TASK REQUIREMENTS >> Transcribe all the records with complete accuracy.

=== DATA RECORDS ===

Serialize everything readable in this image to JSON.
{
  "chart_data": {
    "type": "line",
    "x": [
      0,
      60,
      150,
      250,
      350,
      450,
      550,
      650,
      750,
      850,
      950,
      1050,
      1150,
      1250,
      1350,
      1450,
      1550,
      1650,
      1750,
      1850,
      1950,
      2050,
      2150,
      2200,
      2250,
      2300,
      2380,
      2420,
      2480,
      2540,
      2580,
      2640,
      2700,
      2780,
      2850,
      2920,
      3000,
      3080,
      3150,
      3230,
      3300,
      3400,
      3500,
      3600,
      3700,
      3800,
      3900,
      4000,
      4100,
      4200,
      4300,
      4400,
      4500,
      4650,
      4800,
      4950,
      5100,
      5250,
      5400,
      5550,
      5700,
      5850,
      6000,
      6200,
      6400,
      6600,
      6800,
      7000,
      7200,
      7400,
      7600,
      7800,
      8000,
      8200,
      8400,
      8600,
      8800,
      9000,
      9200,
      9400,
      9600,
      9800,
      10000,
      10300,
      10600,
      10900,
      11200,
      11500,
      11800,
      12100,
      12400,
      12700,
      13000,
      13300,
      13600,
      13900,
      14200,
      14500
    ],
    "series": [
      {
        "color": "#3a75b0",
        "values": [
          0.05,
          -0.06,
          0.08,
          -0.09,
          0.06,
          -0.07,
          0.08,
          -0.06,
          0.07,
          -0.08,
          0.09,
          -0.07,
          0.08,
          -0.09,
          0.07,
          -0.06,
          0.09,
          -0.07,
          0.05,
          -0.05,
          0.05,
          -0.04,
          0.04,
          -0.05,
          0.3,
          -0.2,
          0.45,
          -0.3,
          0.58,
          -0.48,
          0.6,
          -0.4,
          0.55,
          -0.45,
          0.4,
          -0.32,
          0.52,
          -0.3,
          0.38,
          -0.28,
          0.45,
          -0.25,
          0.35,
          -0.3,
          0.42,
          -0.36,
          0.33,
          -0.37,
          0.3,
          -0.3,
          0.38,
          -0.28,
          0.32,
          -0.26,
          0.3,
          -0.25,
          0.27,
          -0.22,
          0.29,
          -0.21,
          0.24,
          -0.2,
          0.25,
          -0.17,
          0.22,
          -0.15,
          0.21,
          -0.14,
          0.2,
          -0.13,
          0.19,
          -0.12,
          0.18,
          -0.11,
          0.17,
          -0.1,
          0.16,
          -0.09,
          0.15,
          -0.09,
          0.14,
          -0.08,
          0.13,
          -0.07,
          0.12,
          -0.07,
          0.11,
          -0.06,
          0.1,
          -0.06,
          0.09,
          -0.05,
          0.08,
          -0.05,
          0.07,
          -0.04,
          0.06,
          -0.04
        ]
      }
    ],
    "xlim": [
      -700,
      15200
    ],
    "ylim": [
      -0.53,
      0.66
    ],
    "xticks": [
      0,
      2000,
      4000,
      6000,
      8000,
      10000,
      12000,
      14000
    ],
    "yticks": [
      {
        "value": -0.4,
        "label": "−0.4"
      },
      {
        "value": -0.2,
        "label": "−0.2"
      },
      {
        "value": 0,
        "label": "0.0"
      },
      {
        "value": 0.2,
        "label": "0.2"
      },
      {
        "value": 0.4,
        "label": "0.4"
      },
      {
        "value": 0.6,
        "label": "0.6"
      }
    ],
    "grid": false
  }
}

===

WRITTEN ANSWER >>
Serialize everything readable in this image to JSON.
{
  "chart_data": {
    "type": "line",
    "x": [
      0,
      60,
      150,
      250,
      350,
      450,
      550,
      650,
      750,
      850,
      950,
      1050,
      1150,
      1250,
      1350,
      1450,
      1550,
      1650,
      1750,
      1850,
      1950,
      2050,
      2150,
      2200,
      2250,
      2300,
      2380,
      2420,
      2480,
      2540,
      2580,
      2640,
      2700,
      2780,
      2850,
      2920,
      3000,
      3080,
      3150,
      3230,
      3300,
      3400,
      3500,
      3600,
      3700,
      3800,
      3900,
      4000,
      4100,
      4200,
      4300,
      4400,
      4500,
      4650,
      4800,
      4950,
      5100,
      5250,
      5400,
      5550,
      5700,
      5850,
      6000,
      6200,
      6400,
      6600,
      6800,
      7000,
      7200,
      7400,
      7600,
      7800,
      8000,
      8200,
      8400,
      8600,
      8800,
      9000,
      9200,
      9400,
      9600,
      9800,
      10000,
      10300,
      10600,
      10900,
      11200,
      11500,
      11800,
      12100,
      12400,
      12700,
      13000,
      13300,
      13600,
      13900,
      14200,
      14500
    ],
    "series": [
      {
        "color": "#3a75b0",
        "values": [
          0.05,
          -0.06,
          0.08,
          -0.09,
          0.06,
          -0.07,
          0.08,
          -0.06,
          0.07,
          -0.08,
          0.09,
          -0.07,
          0.08,
          -0.09,
          0.07,
          -0.06,
          0.09,
          -0.07,
          0.05,
          -0.05,
          0.05,
          -0.04,
          0.04,
          -0.05,
          0.3,
          -0.2,
          0.45,
          -0.3,
          0.58,
          -0.48,
          0.6,
          -0.4,
          0.55,
          -0.45,
          0.4,
          -0.32,
          0.52,
          -0.3,
          0.38,
          -0.28,
          0.45,
          -0.25,
          0.35,
          -0.3,
          0.42,
          -0.36,
          0.33,
          -0.37,
          0.3,
          -0.3,
          0.38,
          -0.28,
          0.32,
          -0.26,
          0.3,
          -0.25,
          0.27,
          -0.22,
          0.29,
          -0.21,
          0.24,
          -0.2,
          0.25,
          -0.17,
          0.22,
          -0.15,
          0.21,
          -0.14,
          0.2,
          -0.13,
          0.19,
          -0.12,
          0.18,
          -0.11,
          0.17,
          -0.1,
          0.16,
          -0.09,
          0.15,
          -0.09,
          0.14,
          -0.08,
          0.13,
          -0.07,
          0.12,
          -0.07,
          0.11,
          -0.06,
          0.1,
          -0.06,
          0.09,
          -0.05,
          0.08,
          -0.05,
          0.07,
          -0.04,
          0.06,
          -0.04
        ]
      }
    ],
    "xlim": [
      -700,
      15200
    ],
    "ylim": [
      -0.53,
      0.66
    ],
    "xticks": [
      0,
      2000,
      4000,
      6000,
      8000,
      10000,
      12000,
      14000
    ],
    "yticks": [
      {
        "value": -0.4,
        "label": "−0.4"
      },
      {
        "value": -0.2,
        "label": "−0.2"
      },
      {
        "value": 0,
        "label": "0.0"
      },
      {
        "value": 0.2,
        "label": "0.2"
      },
      {
        "value": 0.4,
        "label": "0.4"
      },
      {
        "value": 0.6,
        "label": "0.6"
      }
    ],
    "grid": false
  }
}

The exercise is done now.